#### [WHAT YOU WILL DO]
Locate each line with the string "WOMEN" in the listing below and copy it.

#### [RAW RECORDS]
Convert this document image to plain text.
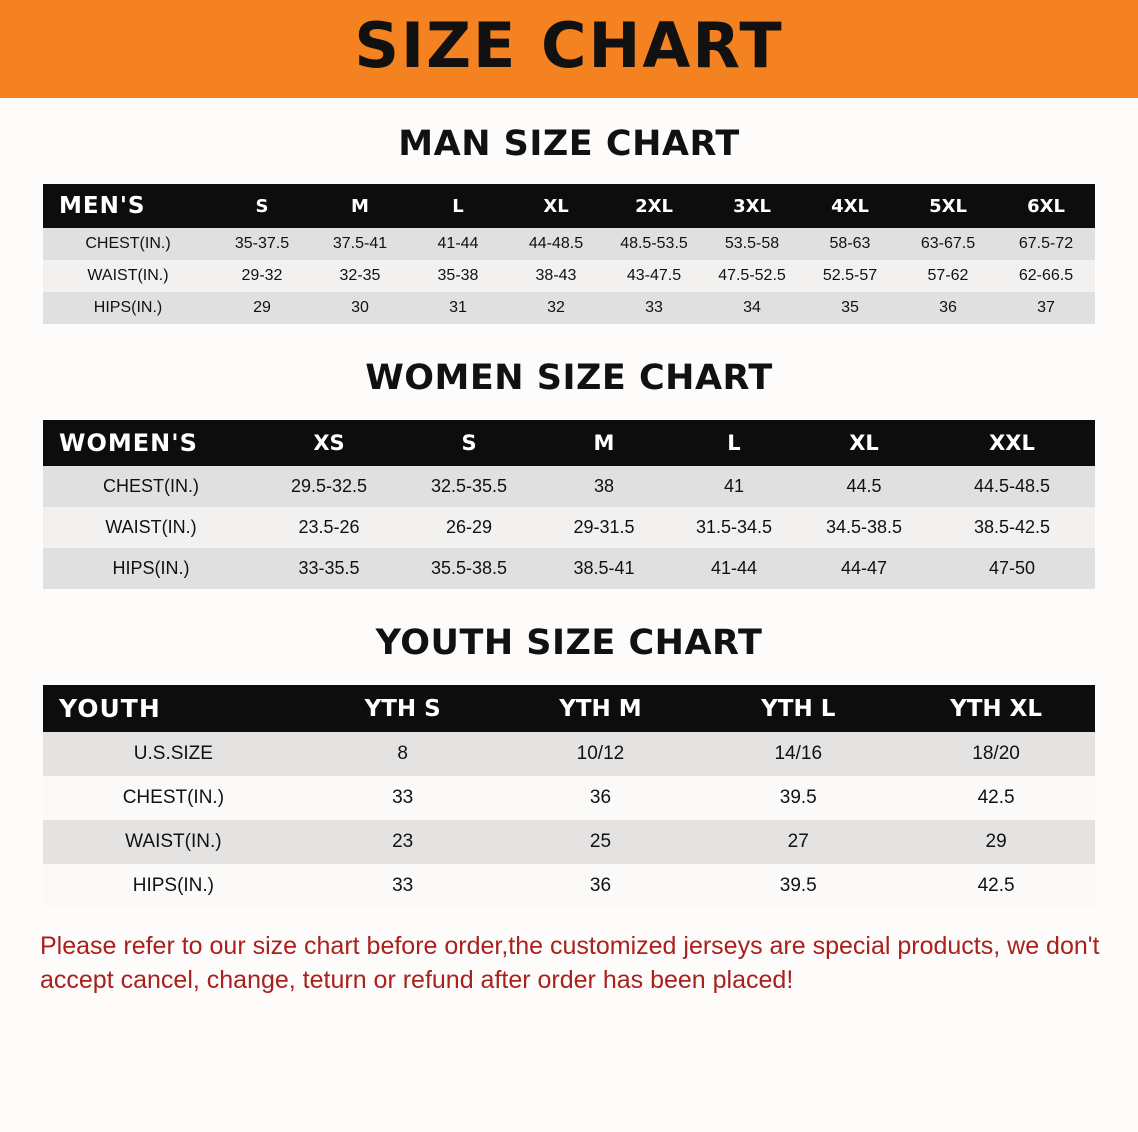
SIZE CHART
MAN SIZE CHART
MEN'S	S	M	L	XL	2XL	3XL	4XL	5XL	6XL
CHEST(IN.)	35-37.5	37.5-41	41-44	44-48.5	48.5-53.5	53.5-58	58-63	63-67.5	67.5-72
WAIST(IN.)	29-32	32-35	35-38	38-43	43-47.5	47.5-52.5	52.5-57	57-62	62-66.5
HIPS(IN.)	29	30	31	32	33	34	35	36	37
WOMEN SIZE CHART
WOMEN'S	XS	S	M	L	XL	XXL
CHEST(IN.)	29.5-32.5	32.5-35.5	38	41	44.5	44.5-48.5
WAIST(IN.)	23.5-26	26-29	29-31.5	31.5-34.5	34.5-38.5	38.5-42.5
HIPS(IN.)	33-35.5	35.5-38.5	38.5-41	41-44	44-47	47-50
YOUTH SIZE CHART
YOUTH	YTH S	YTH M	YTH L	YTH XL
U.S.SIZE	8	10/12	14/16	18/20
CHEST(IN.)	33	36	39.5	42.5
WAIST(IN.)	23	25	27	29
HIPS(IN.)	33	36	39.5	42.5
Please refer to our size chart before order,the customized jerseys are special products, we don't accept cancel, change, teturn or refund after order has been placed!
---
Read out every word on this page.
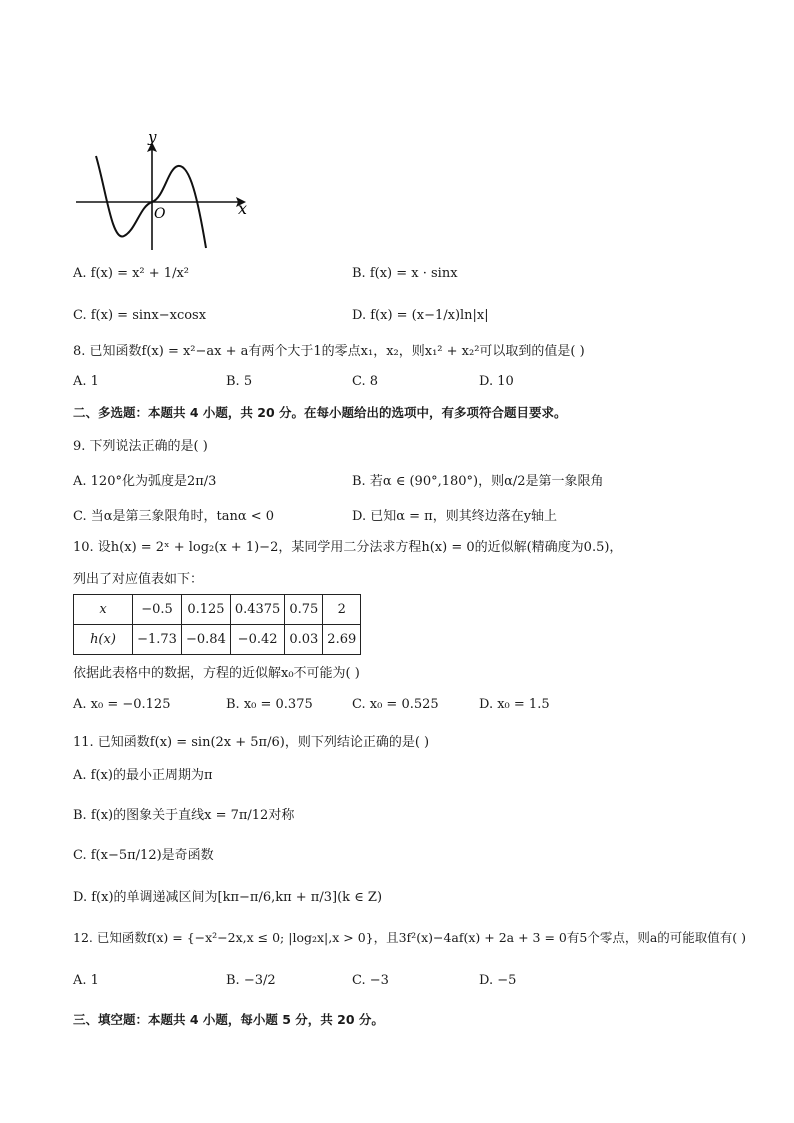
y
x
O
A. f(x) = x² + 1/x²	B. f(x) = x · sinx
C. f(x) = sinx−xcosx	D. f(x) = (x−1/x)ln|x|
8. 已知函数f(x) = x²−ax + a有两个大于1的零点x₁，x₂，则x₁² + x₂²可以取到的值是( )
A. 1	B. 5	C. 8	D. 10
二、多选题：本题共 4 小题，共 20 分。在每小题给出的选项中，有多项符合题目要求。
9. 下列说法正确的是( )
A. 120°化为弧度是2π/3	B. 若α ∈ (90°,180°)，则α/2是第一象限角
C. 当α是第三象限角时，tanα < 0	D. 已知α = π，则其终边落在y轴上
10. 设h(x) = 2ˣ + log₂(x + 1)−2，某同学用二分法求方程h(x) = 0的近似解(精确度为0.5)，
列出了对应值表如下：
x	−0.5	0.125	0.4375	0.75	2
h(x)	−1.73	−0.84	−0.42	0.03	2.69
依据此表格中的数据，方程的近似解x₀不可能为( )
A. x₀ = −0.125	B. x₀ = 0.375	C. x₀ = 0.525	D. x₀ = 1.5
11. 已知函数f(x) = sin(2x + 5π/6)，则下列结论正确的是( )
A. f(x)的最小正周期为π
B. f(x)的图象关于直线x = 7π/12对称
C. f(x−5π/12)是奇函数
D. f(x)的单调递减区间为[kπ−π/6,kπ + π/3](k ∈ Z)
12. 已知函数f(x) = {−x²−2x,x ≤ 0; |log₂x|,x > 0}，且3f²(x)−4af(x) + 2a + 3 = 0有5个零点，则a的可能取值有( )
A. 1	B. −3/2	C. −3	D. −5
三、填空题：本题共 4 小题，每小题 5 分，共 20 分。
* * *
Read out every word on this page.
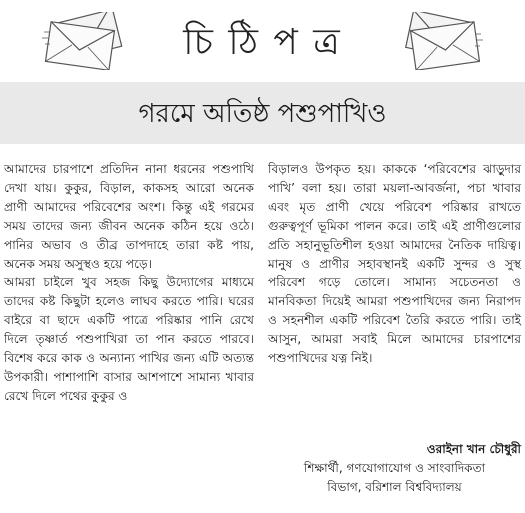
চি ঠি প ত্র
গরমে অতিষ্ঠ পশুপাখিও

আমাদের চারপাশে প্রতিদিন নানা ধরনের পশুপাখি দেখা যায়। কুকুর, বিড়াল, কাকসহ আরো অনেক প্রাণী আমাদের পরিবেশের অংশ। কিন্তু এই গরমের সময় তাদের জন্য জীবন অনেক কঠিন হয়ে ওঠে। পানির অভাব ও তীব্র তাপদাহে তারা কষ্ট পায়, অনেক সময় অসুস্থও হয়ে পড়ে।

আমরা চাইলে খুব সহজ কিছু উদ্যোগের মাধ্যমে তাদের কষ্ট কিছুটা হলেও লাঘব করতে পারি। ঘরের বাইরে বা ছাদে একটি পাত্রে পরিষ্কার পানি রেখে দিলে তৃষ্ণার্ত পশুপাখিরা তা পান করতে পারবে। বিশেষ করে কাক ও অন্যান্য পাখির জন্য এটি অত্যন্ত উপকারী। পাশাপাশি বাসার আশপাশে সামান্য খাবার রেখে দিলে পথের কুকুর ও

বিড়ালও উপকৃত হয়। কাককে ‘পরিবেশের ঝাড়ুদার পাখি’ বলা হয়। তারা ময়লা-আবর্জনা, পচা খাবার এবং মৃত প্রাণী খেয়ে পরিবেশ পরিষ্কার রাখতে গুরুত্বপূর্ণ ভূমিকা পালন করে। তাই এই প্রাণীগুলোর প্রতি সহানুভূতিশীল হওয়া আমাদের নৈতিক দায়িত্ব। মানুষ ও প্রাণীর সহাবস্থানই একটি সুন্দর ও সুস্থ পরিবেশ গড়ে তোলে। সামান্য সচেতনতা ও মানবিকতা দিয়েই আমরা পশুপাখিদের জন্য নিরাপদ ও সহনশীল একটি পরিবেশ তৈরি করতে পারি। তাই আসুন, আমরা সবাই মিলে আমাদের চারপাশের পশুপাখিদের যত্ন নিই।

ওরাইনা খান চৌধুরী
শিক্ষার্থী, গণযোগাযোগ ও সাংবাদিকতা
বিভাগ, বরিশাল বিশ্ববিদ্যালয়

#### [SOLUTION TO THIS EXERCISE]
WOMEN SIZE CHART
WOMEN'S	XS	S	M	L	XL	XXL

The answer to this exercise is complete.